OBJECTIVE: Count every line that has the word "inside" in it; give no more than the number.

GIVEN RECORDS:
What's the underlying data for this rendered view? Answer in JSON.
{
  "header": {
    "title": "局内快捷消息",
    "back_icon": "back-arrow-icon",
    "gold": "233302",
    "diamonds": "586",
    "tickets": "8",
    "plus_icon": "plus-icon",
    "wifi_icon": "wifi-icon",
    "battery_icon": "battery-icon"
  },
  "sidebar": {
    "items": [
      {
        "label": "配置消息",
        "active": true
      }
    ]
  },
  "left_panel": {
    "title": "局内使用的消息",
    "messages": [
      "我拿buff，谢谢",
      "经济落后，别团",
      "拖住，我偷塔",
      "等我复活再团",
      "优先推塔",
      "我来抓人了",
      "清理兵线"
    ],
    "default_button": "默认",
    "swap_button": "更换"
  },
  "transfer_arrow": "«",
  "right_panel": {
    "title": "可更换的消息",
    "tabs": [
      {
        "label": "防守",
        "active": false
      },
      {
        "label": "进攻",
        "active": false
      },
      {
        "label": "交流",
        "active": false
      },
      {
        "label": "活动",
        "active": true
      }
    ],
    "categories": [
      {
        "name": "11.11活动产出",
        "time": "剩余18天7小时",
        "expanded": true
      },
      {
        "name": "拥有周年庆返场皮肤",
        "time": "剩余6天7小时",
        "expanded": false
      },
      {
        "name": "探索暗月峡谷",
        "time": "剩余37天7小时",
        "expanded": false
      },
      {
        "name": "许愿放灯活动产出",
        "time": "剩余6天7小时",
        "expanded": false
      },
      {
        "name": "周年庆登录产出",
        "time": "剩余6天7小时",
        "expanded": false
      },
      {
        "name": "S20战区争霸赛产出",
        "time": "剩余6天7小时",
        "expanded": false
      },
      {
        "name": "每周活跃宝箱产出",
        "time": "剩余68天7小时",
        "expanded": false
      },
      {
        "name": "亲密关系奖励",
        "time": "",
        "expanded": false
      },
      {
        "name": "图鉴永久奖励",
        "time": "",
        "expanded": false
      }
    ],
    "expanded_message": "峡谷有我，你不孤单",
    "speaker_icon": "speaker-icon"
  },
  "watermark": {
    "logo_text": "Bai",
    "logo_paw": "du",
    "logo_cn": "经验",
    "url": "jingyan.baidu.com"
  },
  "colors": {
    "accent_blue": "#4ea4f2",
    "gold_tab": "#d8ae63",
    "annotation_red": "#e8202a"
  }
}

--

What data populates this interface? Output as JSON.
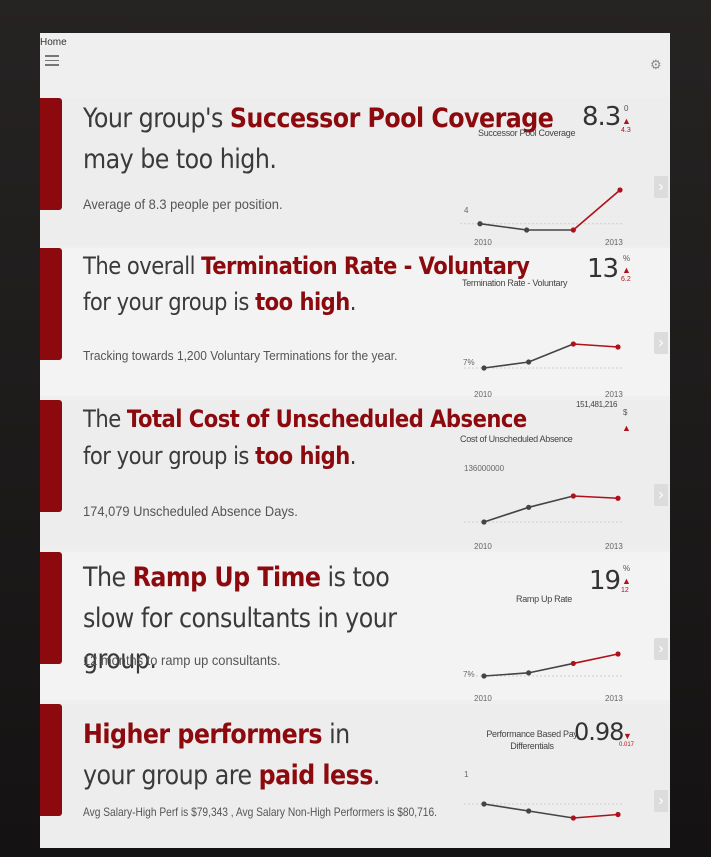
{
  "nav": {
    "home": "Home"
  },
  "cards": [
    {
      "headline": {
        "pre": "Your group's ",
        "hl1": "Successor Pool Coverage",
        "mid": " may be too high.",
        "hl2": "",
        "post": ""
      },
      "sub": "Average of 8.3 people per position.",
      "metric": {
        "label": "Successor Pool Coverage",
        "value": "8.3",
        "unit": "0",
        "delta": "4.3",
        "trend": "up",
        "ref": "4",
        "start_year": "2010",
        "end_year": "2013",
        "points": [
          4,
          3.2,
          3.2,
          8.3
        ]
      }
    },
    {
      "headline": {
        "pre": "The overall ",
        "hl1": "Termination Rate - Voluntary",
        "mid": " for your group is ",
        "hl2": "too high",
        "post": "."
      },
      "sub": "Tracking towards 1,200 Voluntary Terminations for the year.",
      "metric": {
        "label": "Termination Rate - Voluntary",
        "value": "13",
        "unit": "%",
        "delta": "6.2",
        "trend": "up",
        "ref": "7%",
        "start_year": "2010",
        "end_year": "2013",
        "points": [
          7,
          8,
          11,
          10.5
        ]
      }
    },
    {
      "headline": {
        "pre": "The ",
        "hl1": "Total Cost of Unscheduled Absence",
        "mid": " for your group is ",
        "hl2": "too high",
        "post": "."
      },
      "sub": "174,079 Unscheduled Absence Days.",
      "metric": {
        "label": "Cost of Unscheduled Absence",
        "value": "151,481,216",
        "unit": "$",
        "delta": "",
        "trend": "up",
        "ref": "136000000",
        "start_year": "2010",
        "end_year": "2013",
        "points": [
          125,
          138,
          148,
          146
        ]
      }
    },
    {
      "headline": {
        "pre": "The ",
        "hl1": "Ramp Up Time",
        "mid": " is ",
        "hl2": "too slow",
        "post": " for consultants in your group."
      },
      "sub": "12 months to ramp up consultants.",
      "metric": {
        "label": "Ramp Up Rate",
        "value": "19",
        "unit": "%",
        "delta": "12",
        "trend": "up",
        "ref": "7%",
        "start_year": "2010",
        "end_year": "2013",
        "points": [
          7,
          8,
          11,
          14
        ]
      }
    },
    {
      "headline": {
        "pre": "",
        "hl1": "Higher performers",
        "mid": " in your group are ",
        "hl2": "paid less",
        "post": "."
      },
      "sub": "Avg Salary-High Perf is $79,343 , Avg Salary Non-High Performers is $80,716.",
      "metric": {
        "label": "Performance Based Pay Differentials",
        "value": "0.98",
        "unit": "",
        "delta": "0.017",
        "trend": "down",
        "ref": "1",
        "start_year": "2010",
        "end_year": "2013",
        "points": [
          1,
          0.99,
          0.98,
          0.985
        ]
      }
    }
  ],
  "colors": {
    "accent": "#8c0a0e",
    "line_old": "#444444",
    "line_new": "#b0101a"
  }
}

* * *

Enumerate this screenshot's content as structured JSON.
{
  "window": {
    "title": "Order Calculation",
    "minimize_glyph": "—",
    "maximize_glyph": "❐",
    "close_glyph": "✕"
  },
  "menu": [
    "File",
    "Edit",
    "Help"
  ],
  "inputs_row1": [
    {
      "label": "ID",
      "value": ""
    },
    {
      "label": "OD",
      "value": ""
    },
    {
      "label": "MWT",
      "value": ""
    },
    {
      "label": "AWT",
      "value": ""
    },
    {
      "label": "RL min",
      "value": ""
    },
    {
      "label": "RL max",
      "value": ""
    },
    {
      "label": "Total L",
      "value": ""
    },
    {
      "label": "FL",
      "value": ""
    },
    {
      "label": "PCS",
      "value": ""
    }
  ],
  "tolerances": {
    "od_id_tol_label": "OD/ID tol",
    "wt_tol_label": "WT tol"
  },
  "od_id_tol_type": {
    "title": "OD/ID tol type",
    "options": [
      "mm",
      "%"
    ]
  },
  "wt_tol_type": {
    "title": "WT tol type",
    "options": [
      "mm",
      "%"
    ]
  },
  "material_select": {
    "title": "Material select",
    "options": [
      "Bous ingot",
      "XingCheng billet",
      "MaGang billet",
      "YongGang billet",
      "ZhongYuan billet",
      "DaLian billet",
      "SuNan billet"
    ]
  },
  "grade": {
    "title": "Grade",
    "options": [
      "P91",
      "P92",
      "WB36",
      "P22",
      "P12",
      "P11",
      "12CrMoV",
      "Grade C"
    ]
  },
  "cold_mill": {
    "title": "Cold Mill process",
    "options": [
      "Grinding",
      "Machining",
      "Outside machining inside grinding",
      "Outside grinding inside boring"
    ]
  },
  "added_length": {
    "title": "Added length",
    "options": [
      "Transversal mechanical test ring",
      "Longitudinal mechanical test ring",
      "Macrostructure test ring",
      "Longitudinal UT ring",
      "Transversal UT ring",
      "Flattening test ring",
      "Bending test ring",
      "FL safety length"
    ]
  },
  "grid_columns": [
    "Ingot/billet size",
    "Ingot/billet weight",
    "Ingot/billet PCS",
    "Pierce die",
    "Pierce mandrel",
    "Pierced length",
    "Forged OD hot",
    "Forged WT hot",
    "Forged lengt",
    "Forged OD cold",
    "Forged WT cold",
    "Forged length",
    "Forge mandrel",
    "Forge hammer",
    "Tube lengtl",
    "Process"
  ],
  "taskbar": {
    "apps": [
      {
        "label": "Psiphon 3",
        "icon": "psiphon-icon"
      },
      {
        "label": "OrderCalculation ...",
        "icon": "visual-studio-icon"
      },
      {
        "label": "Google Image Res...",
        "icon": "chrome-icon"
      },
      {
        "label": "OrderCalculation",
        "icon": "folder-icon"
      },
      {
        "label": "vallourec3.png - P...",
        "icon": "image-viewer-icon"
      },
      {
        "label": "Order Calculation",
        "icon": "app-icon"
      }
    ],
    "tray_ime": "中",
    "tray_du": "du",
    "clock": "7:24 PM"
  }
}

SOLUTION: 2